> **Given request**
Go through the material below and copy all lines with "color".

> **Recorded data**
━━━━━━━━
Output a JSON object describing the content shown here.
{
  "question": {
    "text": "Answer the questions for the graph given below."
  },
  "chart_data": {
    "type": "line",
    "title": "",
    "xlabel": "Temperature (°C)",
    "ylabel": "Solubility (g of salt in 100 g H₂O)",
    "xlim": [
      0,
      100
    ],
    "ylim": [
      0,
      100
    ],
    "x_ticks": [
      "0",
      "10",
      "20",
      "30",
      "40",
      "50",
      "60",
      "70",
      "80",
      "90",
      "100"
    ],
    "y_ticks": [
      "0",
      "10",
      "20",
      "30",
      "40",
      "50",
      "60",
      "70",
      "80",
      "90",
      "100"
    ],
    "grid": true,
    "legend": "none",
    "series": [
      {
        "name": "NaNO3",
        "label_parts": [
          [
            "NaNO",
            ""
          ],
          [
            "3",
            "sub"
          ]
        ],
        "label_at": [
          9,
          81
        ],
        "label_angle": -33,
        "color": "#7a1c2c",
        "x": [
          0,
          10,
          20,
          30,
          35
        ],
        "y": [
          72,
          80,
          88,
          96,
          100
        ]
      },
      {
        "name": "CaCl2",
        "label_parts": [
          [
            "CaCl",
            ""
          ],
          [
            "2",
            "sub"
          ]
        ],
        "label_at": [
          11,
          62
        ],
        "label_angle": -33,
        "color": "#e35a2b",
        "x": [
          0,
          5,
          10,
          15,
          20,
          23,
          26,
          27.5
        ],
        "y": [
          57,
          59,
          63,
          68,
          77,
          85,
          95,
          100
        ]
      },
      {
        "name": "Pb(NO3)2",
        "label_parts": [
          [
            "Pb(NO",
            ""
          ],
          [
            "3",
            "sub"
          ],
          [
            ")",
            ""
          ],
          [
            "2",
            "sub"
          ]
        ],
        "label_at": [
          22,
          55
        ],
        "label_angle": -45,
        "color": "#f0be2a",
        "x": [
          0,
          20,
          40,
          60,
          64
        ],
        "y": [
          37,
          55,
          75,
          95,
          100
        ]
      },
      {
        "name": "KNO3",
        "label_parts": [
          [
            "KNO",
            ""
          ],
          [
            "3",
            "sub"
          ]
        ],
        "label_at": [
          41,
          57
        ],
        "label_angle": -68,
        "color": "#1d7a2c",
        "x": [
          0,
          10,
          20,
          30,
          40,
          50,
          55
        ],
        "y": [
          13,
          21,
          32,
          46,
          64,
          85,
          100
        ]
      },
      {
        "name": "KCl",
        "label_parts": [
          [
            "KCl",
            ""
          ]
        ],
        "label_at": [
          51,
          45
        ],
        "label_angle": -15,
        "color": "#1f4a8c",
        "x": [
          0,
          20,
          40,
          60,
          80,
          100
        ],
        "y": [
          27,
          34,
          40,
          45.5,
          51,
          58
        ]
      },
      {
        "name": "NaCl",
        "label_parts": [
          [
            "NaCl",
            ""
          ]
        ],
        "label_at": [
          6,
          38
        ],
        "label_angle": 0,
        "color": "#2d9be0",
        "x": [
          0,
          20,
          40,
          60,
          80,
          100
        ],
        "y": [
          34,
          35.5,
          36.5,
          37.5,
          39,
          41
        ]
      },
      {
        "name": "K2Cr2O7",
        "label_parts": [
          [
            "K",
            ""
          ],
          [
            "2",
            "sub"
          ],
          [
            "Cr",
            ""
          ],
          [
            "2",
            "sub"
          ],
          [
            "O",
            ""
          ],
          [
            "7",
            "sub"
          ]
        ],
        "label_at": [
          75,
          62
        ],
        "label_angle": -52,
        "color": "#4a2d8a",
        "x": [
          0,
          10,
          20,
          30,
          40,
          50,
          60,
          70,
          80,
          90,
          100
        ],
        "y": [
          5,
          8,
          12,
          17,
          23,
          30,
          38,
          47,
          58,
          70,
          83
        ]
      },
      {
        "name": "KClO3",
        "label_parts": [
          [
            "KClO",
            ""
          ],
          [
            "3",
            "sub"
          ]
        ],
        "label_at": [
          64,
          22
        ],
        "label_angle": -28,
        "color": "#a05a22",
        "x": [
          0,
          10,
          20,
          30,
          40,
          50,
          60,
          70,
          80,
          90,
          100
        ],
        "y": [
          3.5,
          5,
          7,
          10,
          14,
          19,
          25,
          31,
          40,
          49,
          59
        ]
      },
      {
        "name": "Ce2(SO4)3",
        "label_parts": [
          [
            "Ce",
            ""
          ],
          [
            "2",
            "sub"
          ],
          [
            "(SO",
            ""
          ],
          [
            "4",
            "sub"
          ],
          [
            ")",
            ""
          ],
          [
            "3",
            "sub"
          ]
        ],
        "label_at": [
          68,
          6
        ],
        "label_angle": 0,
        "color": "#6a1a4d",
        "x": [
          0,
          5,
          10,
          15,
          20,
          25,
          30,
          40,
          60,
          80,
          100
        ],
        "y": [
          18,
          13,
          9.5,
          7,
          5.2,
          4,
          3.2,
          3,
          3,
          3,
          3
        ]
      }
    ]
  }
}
━━━━━━━━
> **The response**
        "color": "#7a1c2c",
        "color": "#e35a2b",
        "color": "#f0be2a",
        "color": "#1d7a2c",
        "color": "#1f4a8c",
        "color": "#2d9be0",
        "color": "#4a2d8a",
        "color": "#a05a22",
        "color": "#6a1a4d",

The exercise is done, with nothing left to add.